REQUIREMENT: Could you write out the listing below again, exactly?

- - -

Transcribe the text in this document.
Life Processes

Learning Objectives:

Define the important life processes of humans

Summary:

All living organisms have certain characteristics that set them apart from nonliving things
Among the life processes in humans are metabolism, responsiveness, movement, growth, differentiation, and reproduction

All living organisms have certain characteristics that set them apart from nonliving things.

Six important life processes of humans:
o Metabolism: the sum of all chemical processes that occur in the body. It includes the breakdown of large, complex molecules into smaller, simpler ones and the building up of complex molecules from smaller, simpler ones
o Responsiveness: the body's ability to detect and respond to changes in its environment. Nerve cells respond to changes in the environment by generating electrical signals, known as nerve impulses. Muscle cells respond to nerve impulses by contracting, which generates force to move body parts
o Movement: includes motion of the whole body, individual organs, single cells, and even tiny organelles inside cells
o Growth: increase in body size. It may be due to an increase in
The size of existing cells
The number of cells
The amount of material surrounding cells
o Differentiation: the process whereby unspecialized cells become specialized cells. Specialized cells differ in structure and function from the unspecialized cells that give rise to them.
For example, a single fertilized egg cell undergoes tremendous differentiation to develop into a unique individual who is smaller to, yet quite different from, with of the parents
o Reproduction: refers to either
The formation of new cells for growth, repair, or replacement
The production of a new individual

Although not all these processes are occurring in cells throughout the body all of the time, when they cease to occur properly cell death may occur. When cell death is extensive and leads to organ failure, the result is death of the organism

- - -

WRITTEN SOLUTION:
Transcribe the text in this document.
Life Processes

Learning Objectives:

Define the important life processes of humans

Summary:

All living organisms have certain characteristics that set them apart from nonliving things
Among the life processes in humans are metabolism, responsiveness, movement, growth, differentiation, and reproduction

All living organisms have certain characteristics that set them apart from nonliving things.

Six important life processes of humans:
o Metabolism: the sum of all chemical processes that occur in the body. It includes the breakdown of large, complex molecules into smaller, simpler ones and the building up of complex molecules from smaller, simpler ones
o Responsiveness: the body's ability to detect and respond to changes in its environment. Nerve cells respond to changes in the environment by generating electrical signals, known as nerve impulses. Muscle cells respond to nerve impulses by contracting, which generates force to move body parts
o Movement: includes motion of the whole body, individual organs, single cells, and even tiny organelles inside cells
o Growth: increase in body size. It may be due to an increase in
The size of existing cells
The number of cells
The amount of material surrounding cells
o Differentiation: the process whereby unspecialized cells become specialized cells. Specialized cells differ in structure and function from the unspecialized cells that give rise to them.
For example, a single fertilized egg cell undergoes tremendous differentiation to develop into a unique individual who is smaller to, yet quite different from, with of the parents
o Reproduction: refers to either
The formation of new cells for growth, repair, or replacement
The production of a new individual

Although not all these processes are occurring in cells throughout the body all of the time, when they cease to occur properly cell death may occur. When cell death is extensive and leads to organ failure, the result is death of the organism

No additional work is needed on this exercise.